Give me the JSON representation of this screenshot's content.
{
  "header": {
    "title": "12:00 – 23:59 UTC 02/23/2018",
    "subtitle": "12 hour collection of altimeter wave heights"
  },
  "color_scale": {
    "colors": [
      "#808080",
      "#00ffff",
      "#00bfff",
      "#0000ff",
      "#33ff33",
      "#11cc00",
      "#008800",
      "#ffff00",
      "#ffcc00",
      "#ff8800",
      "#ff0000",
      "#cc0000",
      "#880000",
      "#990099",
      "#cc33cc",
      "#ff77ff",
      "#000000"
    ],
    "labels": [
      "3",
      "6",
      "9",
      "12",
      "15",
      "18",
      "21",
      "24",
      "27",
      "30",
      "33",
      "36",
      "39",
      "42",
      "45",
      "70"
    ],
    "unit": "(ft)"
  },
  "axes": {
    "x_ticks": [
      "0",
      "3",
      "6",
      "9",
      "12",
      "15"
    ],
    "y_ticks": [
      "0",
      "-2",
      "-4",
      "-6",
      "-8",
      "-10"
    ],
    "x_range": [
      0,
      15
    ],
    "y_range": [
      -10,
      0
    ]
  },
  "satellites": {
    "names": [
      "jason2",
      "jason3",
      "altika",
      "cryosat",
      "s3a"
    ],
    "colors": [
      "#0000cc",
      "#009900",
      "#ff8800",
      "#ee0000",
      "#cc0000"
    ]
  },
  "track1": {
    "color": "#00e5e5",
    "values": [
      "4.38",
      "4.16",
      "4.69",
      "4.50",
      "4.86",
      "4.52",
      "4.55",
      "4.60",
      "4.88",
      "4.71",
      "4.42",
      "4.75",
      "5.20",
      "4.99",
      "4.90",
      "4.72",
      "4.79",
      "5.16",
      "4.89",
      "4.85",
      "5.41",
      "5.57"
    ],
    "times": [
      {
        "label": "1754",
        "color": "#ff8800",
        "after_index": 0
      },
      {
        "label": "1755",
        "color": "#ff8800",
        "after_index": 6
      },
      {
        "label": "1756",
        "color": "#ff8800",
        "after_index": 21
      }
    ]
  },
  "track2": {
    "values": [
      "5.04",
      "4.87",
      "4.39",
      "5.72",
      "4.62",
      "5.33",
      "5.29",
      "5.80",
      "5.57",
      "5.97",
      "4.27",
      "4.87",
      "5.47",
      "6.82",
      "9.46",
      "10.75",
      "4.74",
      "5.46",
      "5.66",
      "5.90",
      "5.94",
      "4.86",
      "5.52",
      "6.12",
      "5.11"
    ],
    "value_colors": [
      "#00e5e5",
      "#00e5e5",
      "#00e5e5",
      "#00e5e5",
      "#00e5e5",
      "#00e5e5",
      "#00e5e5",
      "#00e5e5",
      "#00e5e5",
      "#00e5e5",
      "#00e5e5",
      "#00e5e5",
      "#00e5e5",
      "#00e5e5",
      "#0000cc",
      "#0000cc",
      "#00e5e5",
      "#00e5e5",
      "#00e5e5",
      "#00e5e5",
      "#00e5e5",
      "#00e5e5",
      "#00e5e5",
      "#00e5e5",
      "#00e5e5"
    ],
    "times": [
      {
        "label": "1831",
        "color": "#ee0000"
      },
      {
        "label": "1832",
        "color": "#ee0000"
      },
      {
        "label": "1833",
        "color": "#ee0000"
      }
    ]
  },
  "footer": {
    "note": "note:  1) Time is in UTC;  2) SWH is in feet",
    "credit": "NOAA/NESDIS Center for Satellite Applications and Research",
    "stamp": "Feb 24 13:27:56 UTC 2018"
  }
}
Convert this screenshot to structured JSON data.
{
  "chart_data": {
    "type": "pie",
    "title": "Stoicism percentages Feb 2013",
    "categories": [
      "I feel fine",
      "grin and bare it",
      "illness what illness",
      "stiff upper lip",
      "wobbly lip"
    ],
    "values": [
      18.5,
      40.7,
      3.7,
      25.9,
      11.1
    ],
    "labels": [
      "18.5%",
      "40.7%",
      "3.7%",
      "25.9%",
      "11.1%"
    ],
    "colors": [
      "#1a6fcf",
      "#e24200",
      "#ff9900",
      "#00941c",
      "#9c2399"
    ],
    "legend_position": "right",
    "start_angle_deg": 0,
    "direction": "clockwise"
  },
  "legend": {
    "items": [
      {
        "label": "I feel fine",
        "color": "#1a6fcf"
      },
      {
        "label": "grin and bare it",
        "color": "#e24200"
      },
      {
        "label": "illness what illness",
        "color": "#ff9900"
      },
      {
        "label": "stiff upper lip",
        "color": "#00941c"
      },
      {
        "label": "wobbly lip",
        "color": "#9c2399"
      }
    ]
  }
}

> **Problem to solve**
Go through the records and gather the lines that hold "screenshot".

> **Exercise response**
Give me the JSON representation of this screenshot's content.
Convert this screenshot to structured JSON data.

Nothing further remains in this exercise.